[Dataset items]
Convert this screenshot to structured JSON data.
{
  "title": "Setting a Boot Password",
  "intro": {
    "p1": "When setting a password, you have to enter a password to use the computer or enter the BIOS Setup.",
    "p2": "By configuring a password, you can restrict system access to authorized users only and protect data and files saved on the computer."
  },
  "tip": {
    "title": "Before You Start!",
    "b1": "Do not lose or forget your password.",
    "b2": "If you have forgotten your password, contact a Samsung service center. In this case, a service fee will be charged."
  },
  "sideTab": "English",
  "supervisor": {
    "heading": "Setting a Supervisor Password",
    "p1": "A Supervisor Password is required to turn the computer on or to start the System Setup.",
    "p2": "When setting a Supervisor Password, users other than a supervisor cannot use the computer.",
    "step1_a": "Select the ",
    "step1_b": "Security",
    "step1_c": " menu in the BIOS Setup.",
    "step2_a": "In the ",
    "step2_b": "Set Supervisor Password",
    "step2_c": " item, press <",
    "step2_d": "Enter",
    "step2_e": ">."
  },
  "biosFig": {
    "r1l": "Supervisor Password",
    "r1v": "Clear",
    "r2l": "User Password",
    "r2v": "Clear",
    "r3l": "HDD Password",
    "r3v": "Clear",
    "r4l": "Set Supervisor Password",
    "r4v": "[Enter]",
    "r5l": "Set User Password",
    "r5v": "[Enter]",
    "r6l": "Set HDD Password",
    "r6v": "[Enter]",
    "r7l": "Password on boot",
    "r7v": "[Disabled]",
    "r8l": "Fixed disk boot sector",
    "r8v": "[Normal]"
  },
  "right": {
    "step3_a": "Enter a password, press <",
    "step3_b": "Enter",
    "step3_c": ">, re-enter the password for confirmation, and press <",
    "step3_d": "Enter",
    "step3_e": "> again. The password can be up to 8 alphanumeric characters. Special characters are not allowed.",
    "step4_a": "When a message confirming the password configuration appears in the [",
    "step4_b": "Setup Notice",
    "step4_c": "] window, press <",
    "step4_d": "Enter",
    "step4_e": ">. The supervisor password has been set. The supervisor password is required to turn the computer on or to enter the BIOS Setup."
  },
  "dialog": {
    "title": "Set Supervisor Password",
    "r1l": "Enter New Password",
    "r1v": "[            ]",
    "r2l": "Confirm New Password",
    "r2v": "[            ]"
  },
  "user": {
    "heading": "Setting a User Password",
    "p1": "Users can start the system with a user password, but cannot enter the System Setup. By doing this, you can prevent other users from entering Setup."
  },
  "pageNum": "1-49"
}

(WHAT YOU WILL DO)
Which lines contain "your"? Show each of them.

(CORRECT RESPONSE)
    "b1": "Do not lose or forget your password.",
    "b2": "If you have forgotten your password, contact a Samsung service center. In this case, a service fee will be charged."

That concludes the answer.